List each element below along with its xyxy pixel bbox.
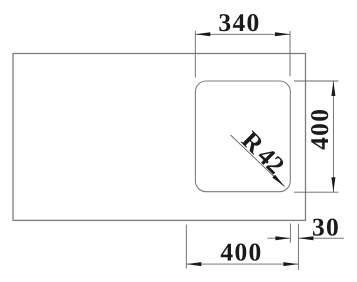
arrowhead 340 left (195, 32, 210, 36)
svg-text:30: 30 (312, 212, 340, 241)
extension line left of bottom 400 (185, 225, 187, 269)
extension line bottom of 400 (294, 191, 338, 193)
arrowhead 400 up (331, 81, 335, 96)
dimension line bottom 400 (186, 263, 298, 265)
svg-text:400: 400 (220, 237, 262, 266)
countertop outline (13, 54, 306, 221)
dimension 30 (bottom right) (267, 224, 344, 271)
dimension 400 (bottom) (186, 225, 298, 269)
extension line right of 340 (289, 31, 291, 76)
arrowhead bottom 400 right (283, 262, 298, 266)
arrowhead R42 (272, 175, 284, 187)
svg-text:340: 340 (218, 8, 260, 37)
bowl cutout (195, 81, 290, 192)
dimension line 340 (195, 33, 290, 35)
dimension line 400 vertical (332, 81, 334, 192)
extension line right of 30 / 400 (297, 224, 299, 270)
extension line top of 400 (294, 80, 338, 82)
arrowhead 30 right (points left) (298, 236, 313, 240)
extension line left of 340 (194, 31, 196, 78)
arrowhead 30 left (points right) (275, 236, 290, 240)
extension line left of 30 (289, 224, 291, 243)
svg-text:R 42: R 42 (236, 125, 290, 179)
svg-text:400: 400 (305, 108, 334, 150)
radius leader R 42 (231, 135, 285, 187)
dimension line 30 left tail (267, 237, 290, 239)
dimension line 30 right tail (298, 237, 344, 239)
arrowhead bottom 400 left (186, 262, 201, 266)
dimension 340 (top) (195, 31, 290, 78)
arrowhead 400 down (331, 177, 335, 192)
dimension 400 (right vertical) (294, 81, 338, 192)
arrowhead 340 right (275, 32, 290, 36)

- _Task prompt_
Can you turn the material above into a numbered list, skipping blank lines and leaving the pictures out?

- _Written answer_
1. List each element below along with its xyxy pixel bbox.
2. arrowhead 340 left (195, 32, 210, 36)
3. svg-text:30: 30 (312, 212, 340, 241)
4. extension line left of bottom 400 (185, 225, 187, 269)
5. extension line bottom of 400 (294, 191, 338, 193)
6. arrowhead 400 up (331, 81, 335, 96)
7. dimension line bottom 400 (186, 263, 298, 265)
8. svg-text:400: 400 (220, 237, 262, 266)
9. countertop outline (13, 54, 306, 221)
10. dimension 30 (bottom right) (267, 224, 344, 271)
11. dimension 400 (bottom) (186, 225, 298, 269)
12. extension line right of 340 (289, 31, 291, 76)
13. arrowhead bottom 400 right (283, 262, 298, 266)
14. arrowhead R42 (272, 175, 284, 187)
15. svg-text:340: 340 (218, 8, 260, 37)
16. bowl cutout (195, 81, 290, 192)
17. dimension line 340 (195, 33, 290, 35)
18. dimension line 400 vertical (332, 81, 334, 192)
19. extension line right of 30 / 400 (297, 224, 299, 270)
20. extension line top of 400 (294, 80, 338, 82)
21. arrowhead 30 right (points left) (298, 236, 313, 240)
22. extension line left of 340 (194, 31, 196, 78)
23. arrowhead 30 left (points right) (275, 236, 290, 240)
24. extension line left of 30 (289, 224, 291, 243)
25. svg-text:R 42: R 42 (236, 125, 290, 179)
26. svg-text:400: 400 (305, 108, 334, 150)
27. radius leader R 42 (231, 135, 285, 187)
28. dimension line 30 left tail (267, 237, 290, 239)
29. dimension line 30 right tail (298, 237, 344, 239)
30. arrowhead bottom 400 left (186, 262, 201, 266)
31. dimension 340 (top) (195, 31, 290, 78)
32. arrowhead 400 down (331, 177, 335, 192)
33. dimension 400 (right vertical) (294, 81, 338, 192)
34. arrowhead 340 right (275, 32, 290, 36)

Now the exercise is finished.